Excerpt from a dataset
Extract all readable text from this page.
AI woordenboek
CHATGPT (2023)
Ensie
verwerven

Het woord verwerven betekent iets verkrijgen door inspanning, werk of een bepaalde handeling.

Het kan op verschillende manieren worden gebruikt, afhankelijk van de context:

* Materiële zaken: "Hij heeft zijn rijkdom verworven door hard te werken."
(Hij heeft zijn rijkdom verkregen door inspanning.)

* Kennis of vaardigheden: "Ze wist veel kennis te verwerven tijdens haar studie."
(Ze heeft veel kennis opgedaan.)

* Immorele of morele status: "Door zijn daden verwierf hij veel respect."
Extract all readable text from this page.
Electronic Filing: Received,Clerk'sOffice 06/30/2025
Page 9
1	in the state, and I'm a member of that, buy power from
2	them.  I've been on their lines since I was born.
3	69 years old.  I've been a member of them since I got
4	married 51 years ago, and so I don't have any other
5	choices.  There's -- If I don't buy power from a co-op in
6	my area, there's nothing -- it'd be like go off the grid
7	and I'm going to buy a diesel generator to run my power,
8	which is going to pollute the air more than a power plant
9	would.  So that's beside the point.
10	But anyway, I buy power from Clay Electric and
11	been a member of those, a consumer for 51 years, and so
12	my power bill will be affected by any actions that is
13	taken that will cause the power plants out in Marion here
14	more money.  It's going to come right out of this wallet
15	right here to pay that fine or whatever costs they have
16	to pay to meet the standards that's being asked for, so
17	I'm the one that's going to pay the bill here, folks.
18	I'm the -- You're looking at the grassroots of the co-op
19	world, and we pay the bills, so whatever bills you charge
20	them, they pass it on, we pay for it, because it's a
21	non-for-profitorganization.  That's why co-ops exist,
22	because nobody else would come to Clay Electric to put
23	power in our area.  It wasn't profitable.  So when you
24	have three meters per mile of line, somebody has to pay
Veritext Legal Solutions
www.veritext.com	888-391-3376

• **JOB**: Reproduce all of the entries word for word.

• **COMPLETED TASK**:
Extract all readable text from this page.
AI woordenboek
CHATGPT (2023)
Ensie
verwerven

Het woord verwerven betekent iets verkrijgen door inspanning, werk of een bepaalde handeling.

Het kan op verschillende manieren worden gebruikt, afhankelijk van de context:

* Materiële zaken: "Hij heeft zijn rijkdom verworven door hard te werken."
(Hij heeft zijn rijkdom verkregen door inspanning.)

* Kennis of vaardigheden: "Ze wist veel kennis te verwerven tijdens haar studie."
(Ze heeft veel kennis opgedaan.)

* Immorele of morele status: "Door zijn daden verwierf hij veel respect."
Extract all readable text from this page.
Electronic Filing: Received,Clerk'sOffice 06/30/2025
Page 9
1	in the state, and I'm a member of that, buy power from
2	them.  I've been on their lines since I was born.
3	69 years old.  I've been a member of them since I got
4	married 51 years ago, and so I don't have any other
5	choices.  There's -- If I don't buy power from a co-op in
6	my area, there's nothing -- it'd be like go off the grid
7	and I'm going to buy a diesel generator to run my power,
8	which is going to pollute the air more than a power plant
9	would.  So that's beside the point.
10	But anyway, I buy power from Clay Electric and
11	been a member of those, a consumer for 51 years, and so
12	my power bill will be affected by any actions that is
13	taken that will cause the power plants out in Marion here
14	more money.  It's going to come right out of this wallet
15	right here to pay that fine or whatever costs they have
16	to pay to meet the standards that's being asked for, so
17	I'm the one that's going to pay the bill here, folks.
18	I'm the -- You're looking at the grassroots of the co-op
19	world, and we pay the bills, so whatever bills you charge
20	them, they pass it on, we pay for it, because it's a
21	non-for-profitorganization.  That's why co-ops exist,
22	because nobody else would come to Clay Electric to put
23	power in our area.  It wasn't profitable.  So when you
24	have three meters per mile of line, somebody has to pay
Veritext Legal Solutions
www.veritext.com	888-391-3376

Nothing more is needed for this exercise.